What to work on: In your copy, reproduce the entries exactly as they are, minus the images.

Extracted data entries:
————
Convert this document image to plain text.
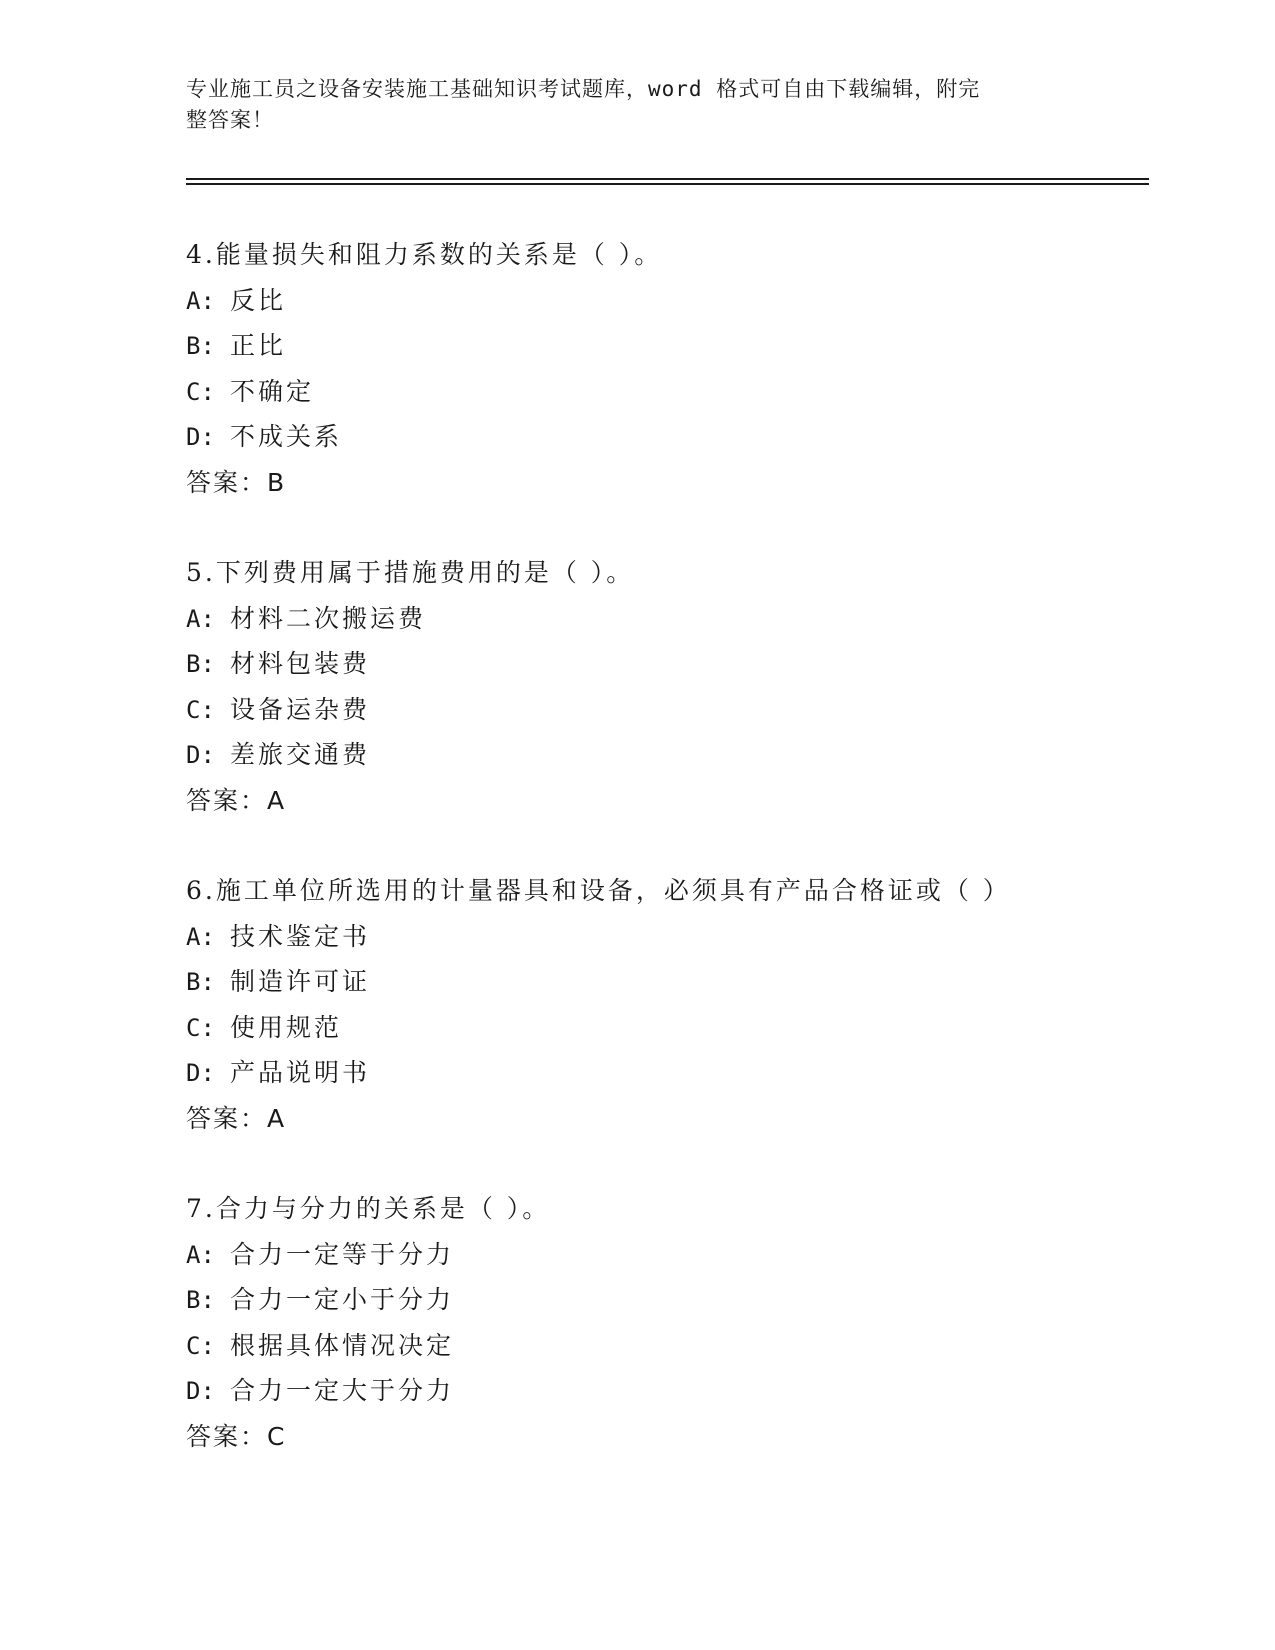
专业施工员之设备安装施工基础知识考试题库，word 格式可自由下载编辑，附完
整答案！
4.能量损失和阻力系数的关系是（ ）。
A: 反比
B: 正比
C: 不确定
D: 不成关系
答案：B
5.下列费用属于措施费用的是（ ）。
A: 材料二次搬运费
B: 材料包装费
C: 设备运杂费
D: 差旅交通费
答案：A
6.施工单位所选用的计量器具和设备，必须具有产品合格证或（ ）
A: 技术鉴定书
B: 制造许可证
C: 使用规范
D: 产品说明书
答案：A
7.合力与分力的关系是（ ）。
A: 合力一定等于分力
B: 合力一定小于分力
C: 根据具体情况决定
D: 合力一定大于分力
答案：C
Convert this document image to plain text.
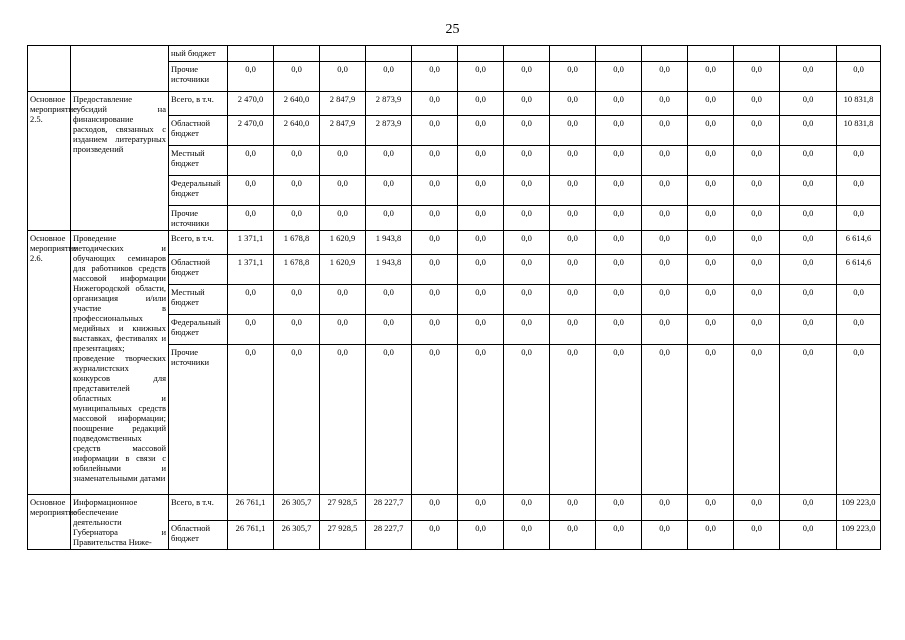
25
		ный бюджет														
		Прочие источники	0,0	0,0	0,0	0,0	0,0	0,0	0,0	0,0	0,0	0,0	0,0	0,0	0,0	0,0
Основное мероприятие 2.5.	Предоставление субсидий на финансирование расходов, связанных с изданием литературных произведений	Всего, в т.ч.	2 470,0	2 640,0	2 847,9	2 873,9	0,0	0,0	0,0	0,0	0,0	0,0	0,0	0,0	0,0	10 831,8
		Областной бюджет	2 470,0	2 640,0	2 847,9	2 873,9	0,0	0,0	0,0	0,0	0,0	0,0	0,0	0,0	0,0	10 831,8
		Местный бюджет	0,0	0,0	0,0	0,0	0,0	0,0	0,0	0,0	0,0	0,0	0,0	0,0	0,0	0,0
		Федеральный бюджет	0,0	0,0	0,0	0,0	0,0	0,0	0,0	0,0	0,0	0,0	0,0	0,0	0,0	0,0
		Прочие источники	0,0	0,0	0,0	0,0	0,0	0,0	0,0	0,0	0,0	0,0	0,0	0,0	0,0	0,0
Основное мероприятие 2.6.	Проведение методических и обучающих семинаров для работников средств массовой информации Нижегородской области, организация и/или участие в профессиональных медийных и книжных выставках, фестивалях и презентациях; проведение творческих журналистских конкурсов для представителей областных и муниципальных средств массовой информации; поощрение редакций подведомственных средств массовой информации в связи с юбилейными и знаменательными датами	Всего, в т.ч.	1 371,1	1 678,8	1 620,9	1 943,8	0,0	0,0	0,0	0,0	0,0	0,0	0,0	0,0	0,0	6 614,6
		Областной бюджет	1 371,1	1 678,8	1 620,9	1 943,8	0,0	0,0	0,0	0,0	0,0	0,0	0,0	0,0	0,0	6 614,6
		Местный бюджет	0,0	0,0	0,0	0,0	0,0	0,0	0,0	0,0	0,0	0,0	0,0	0,0	0,0	0,0
		Федеральный бюджет	0,0	0,0	0,0	0,0	0,0	0,0	0,0	0,0	0,0	0,0	0,0	0,0	0,0	0,0
		Прочие источники	0,0	0,0	0,0	0,0	0,0	0,0	0,0	0,0	0,0	0,0	0,0	0,0	0,0	0,0
Основное мероприятие	Информационное обеспечение деятельности Губернатора и Правительства Ниже-	Всего, в т.ч.	26 761,1	26 305,7	27 928,5	28 227,7	0,0	0,0	0,0	0,0	0,0	0,0	0,0	0,0	0,0	109 223,0
		Областной бюджет	26 761,1	26 305,7	27 928,5	28 227,7	0,0	0,0	0,0	0,0	0,0	0,0	0,0	0,0	0,0	109 223,0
————
Task answer:
Convert this document image to plain text.
专业施工员之设备安装施工基础知识考试题库，word 格式可自由下载编辑，附完
整答案！
4.能量损失和阻力系数的关系是（ ）。
A: 反比
B: 正比
C: 不确定
D: 不成关系
答案：B
5.下列费用属于措施费用的是（ ）。
A: 材料二次搬运费
B: 材料包装费
C: 设备运杂费
D: 差旅交通费
答案：A
6.施工单位所选用的计量器具和设备，必须具有产品合格证或（ ）
A: 技术鉴定书
B: 制造许可证
C: 使用规范
D: 产品说明书
答案：A
7.合力与分力的关系是（ ）。
A: 合力一定等于分力
B: 合力一定小于分力
C: 根据具体情况决定
D: 合力一定大于分力
答案：C
Convert this document image to plain text.
25
		ный бюджет														
		Прочие источники	0,0	0,0	0,0	0,0	0,0	0,0	0,0	0,0	0,0	0,0	0,0	0,0	0,0	0,0
Основное мероприятие 2.5.	Предоставление субсидий на финансирование расходов, связанных с изданием литературных произведений	Всего, в т.ч.	2 470,0	2 640,0	2 847,9	2 873,9	0,0	0,0	0,0	0,0	0,0	0,0	0,0	0,0	0,0	10 831,8
		Областной бюджет	2 470,0	2 640,0	2 847,9	2 873,9	0,0	0,0	0,0	0,0	0,0	0,0	0,0	0,0	0,0	10 831,8
		Местный бюджет	0,0	0,0	0,0	0,0	0,0	0,0	0,0	0,0	0,0	0,0	0,0	0,0	0,0	0,0
		Федеральный бюджет	0,0	0,0	0,0	0,0	0,0	0,0	0,0	0,0	0,0	0,0	0,0	0,0	0,0	0,0
		Прочие источники	0,0	0,0	0,0	0,0	0,0	0,0	0,0	0,0	0,0	0,0	0,0	0,0	0,0	0,0
Основное мероприятие 2.6.	Проведение методических и обучающих семинаров для работников средств массовой информации Нижегородской области, организация и/или участие в профессиональных медийных и книжных выставках, фестивалях и презентациях; проведение творческих журналистских конкурсов для представителей областных и муниципальных средств массовой информации; поощрение редакций подведомственных средств массовой информации в связи с юбилейными и знаменательными датами	Всего, в т.ч.	1 371,1	1 678,8	1 620,9	1 943,8	0,0	0,0	0,0	0,0	0,0	0,0	0,0	0,0	0,0	6 614,6
		Областной бюджет	1 371,1	1 678,8	1 620,9	1 943,8	0,0	0,0	0,0	0,0	0,0	0,0	0,0	0,0	0,0	6 614,6
		Местный бюджет	0,0	0,0	0,0	0,0	0,0	0,0	0,0	0,0	0,0	0,0	0,0	0,0	0,0	0,0
		Федеральный бюджет	0,0	0,0	0,0	0,0	0,0	0,0	0,0	0,0	0,0	0,0	0,0	0,0	0,0	0,0
		Прочие источники	0,0	0,0	0,0	0,0	0,0	0,0	0,0	0,0	0,0	0,0	0,0	0,0	0,0	0,0
Основное мероприятие	Информационное обеспечение деятельности Губернатора и Правительства Ниже-	Всего, в т.ч.	26 761,1	26 305,7	27 928,5	28 227,7	0,0	0,0	0,0	0,0	0,0	0,0	0,0	0,0	0,0	109 223,0
		Областной бюджет	26 761,1	26 305,7	27 928,5	28 227,7	0,0	0,0	0,0	0,0	0,0	0,0	0,0	0,0	0,0	109 223,0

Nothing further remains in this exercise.